Copy each line below in which the string "бизнес" occurs.

begin Materials provided

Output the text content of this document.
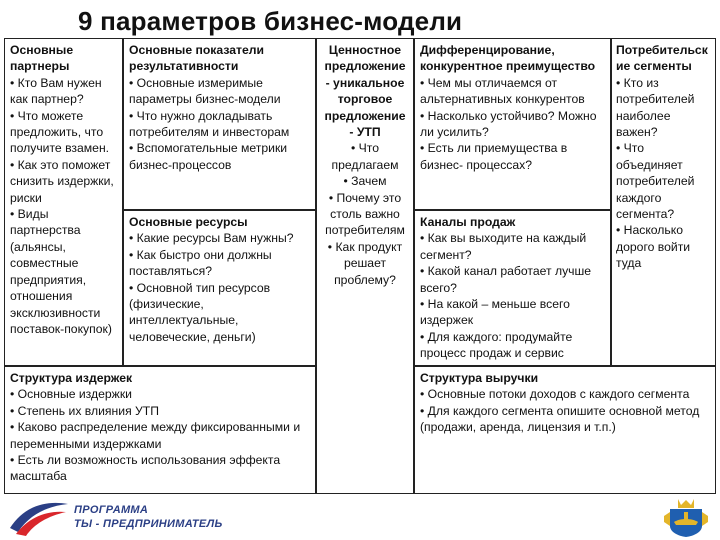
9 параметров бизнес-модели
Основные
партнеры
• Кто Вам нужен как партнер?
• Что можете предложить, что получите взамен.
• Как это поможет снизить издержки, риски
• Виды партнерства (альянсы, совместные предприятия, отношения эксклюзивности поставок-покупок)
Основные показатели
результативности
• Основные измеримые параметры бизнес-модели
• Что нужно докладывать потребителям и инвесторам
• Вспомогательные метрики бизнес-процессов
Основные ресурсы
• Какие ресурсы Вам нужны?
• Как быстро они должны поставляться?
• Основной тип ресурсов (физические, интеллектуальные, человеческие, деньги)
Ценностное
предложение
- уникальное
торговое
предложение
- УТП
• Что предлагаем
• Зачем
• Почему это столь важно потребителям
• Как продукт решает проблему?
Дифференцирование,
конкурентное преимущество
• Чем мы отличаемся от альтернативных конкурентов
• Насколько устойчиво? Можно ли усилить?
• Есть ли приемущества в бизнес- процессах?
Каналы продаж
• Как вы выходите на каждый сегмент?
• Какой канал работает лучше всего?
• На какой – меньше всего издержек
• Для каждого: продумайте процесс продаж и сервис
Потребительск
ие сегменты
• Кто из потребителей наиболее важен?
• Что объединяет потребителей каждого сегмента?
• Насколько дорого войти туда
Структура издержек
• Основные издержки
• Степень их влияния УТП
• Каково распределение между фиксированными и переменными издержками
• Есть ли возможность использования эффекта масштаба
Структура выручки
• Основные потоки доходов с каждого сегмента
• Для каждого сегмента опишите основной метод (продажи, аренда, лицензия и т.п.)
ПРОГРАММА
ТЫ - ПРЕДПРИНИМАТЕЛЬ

end Materials provided
begin Materials provided

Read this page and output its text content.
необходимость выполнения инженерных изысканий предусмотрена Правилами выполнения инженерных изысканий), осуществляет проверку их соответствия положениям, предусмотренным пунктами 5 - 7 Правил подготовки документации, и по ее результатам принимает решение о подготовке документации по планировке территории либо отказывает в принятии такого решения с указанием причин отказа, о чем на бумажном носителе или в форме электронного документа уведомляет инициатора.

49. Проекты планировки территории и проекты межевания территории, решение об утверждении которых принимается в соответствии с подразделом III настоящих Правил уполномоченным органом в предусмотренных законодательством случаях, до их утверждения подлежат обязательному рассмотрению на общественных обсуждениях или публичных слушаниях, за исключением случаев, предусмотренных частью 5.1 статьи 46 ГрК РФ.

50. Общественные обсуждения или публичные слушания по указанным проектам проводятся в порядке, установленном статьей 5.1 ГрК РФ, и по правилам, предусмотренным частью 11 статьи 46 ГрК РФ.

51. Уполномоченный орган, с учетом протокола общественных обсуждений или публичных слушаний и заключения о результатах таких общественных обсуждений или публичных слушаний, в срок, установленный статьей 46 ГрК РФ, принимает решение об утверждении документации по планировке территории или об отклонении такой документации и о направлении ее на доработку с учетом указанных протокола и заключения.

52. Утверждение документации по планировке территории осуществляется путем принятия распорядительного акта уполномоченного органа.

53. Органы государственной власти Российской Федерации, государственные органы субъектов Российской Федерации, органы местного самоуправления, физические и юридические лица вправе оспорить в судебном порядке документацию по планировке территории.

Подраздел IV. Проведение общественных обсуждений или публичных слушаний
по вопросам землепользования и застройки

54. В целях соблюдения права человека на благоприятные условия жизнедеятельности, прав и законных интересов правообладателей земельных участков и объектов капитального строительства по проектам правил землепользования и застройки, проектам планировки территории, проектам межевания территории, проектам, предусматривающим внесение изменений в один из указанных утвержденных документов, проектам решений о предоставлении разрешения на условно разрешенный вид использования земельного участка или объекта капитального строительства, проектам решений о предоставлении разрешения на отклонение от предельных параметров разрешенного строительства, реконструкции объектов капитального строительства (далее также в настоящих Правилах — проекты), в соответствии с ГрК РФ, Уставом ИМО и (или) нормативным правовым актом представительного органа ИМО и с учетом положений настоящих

end Materials provided

Problem solution —
9 параметров бизнес-модели
• Основные измеримые параметры бизнес-модели
• Вспомогательные метрики бизнес-процессов
• Есть ли приемущества в бизнес- процессах?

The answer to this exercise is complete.